A run of records:
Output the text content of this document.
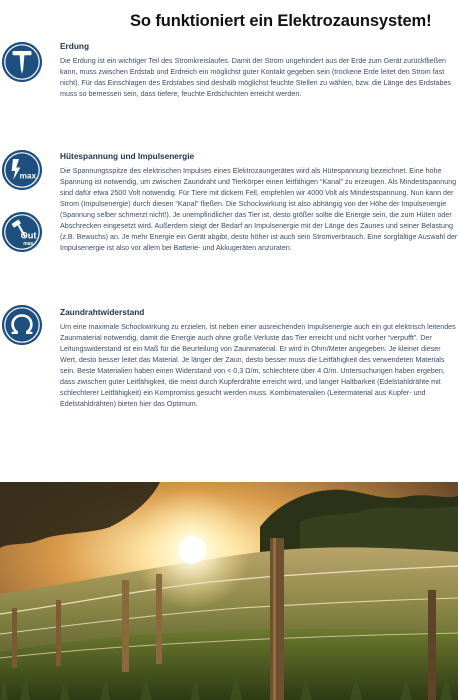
So funktioniert ein Elektrozaunsystem!
Erdung

Die Erdung ist ein wichtiger Teil des Stromkreislaufes. Damit der Strom ungehindert aus der Erde zum Gerät zurückfließen kann, muss zwischen Erdstab und Erdreich ein möglichst guter Kontakt gegeben sein (trockene Erde leitet den Strom fast nicht). Für das Einschlagen des Erdstabes sind deshalb möglichst feuchte Stellen zu wählen, bzw. die Länge des Erdstabes muss so bemessen sein, dass tiefere, feuchte Erdschichten erreicht werden.

max.
Out
max.
Hütespannung und Impulsenergie

Die Spannungsspitze des elektrischen Impulses eines Elektrozaungerätes wird als Hütespannung bezeichnet. Eine hohe Spannung ist notwendig, um zwischen Zaundraht und Tierkörper einen leitfähigen “Kanal” zu erzeugen. Als Mindestspannung sind dafür etwa 2500 Volt notwendig. Für Tiere mit dickem Fell, empfehlen wir 4000 Volt als Mindestspannung. Nun kann der Strom (Impulsenergie) durch diesen “Kanal” fließen. Die Schockwirkung ist also abhängig von der Höhe der Impulsenergie (Spannung selber schmerzt nicht!). Je unempfindlicher das Tier ist, desto größer sollte die Energie sein, die zum Hüten oder Abschrecken eingesetzt wird. Außerdem steigt der Bedarf an Impulsenergie mit der Länge des Zaunes und seiner Belastung (z.B. Bewuchs) an. Je mehr Energie ein Gerät abgibt, desto höher ist auch sein Stromverbrauch. Eine sorgfältige Auswahl der Impulsenergie ist also vor allem bei Batterie- und Akkugeräten anzuraten.

Zaundrahtwiderstand

Um eine maximale Schockwirkung zu erzielen, ist neben einer ausreichenden Impulsenergie auch ein gut elektrisch leitendes Zaunmaterial notwendig, damit die Energie auch ohne große Verluste das Tier erreicht und nicht vorher “verpufft”. Der Leitungswiderstand ist ein Maß für die Beurteilung von Zaunmaterial. Er wird in Ohm/Meter angegeben. Je kleiner dieser Wert, desto besser leitet das Material. Je länger der Zaun, desto besser muss die Leitfähigkeit des verwendeten Materials sein. Beste Materialien haben einen Widerstand von < 0,3 Ω/m, schlechtere über 4 Ω/m. Untersuchungen haben ergeben, dass zwischen guter Leitfähigkeit, die meist durch Kupferdrähte erreicht wird, und langer Haltbarkeit (Edelstahldrähte mit schlechterer Leitfähigkeit) ein Kompromiss gesucht werden muss. Kombimaterialien (Leitermaterial aus Kupfer- und Edelstahldrähten) bieten hier das Optimum.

Request
Copy everything in the records above except the pictures, exactly as written.

Task answer
Output the text content of this document.
So funktioniert ein Elektrozaunsystem!
Erdung

Die Erdung ist ein wichtiger Teil des Stromkreislaufes. Damit der Strom ungehindert aus der Erde zum Gerät zurückfließen kann, muss zwischen Erdstab und Erdreich ein möglichst guter Kontakt gegeben sein (trockene Erde leitet den Strom fast nicht). Für das Einschlagen des Erdstabes sind deshalb möglichst feuchte Stellen zu wählen, bzw. die Länge des Erdstabes muss so bemessen sein, dass tiefere, feuchte Erdschichten erreicht werden.

max.
Out
max.
Hütespannung und Impulsenergie

Die Spannungsspitze des elektrischen Impulses eines Elektrozaungerätes wird als Hütespannung bezeichnet. Eine hohe Spannung ist notwendig, um zwischen Zaundraht und Tierkörper einen leitfähigen “Kanal” zu erzeugen. Als Mindestspannung sind dafür etwa 2500 Volt notwendig. Für Tiere mit dickem Fell, empfehlen wir 4000 Volt als Mindestspannung. Nun kann der Strom (Impulsenergie) durch diesen “Kanal” fließen. Die Schockwirkung ist also abhängig von der Höhe der Impulsenergie (Spannung selber schmerzt nicht!). Je unempfindlicher das Tier ist, desto größer sollte die Energie sein, die zum Hüten oder Abschrecken eingesetzt wird. Außerdem steigt der Bedarf an Impulsenergie mit der Länge des Zaunes und seiner Belastung (z.B. Bewuchs) an. Je mehr Energie ein Gerät abgibt, desto höher ist auch sein Stromverbrauch. Eine sorgfältige Auswahl der Impulsenergie ist also vor allem bei Batterie- und Akkugeräten anzuraten.

Zaundrahtwiderstand

Um eine maximale Schockwirkung zu erzielen, ist neben einer ausreichenden Impulsenergie auch ein gut elektrisch leitendes Zaunmaterial notwendig, damit die Energie auch ohne große Verluste das Tier erreicht und nicht vorher “verpufft”. Der Leitungswiderstand ist ein Maß für die Beurteilung von Zaunmaterial. Er wird in Ohm/Meter angegeben. Je kleiner dieser Wert, desto besser leitet das Material. Je länger der Zaun, desto besser muss die Leitfähigkeit des verwendeten Materials sein. Beste Materialien haben einen Widerstand von < 0,3 Ω/m, schlechtere über 4 Ω/m. Untersuchungen haben ergeben, dass zwischen guter Leitfähigkeit, die meist durch Kupferdrähte erreicht wird, und langer Haltbarkeit (Edelstahldrähte mit schlechterer Leitfähigkeit) ein Kompromiss gesucht werden muss. Kombimaterialien (Leitermaterial aus Kupfer- und Edelstahldrähten) bieten hier das Optimum.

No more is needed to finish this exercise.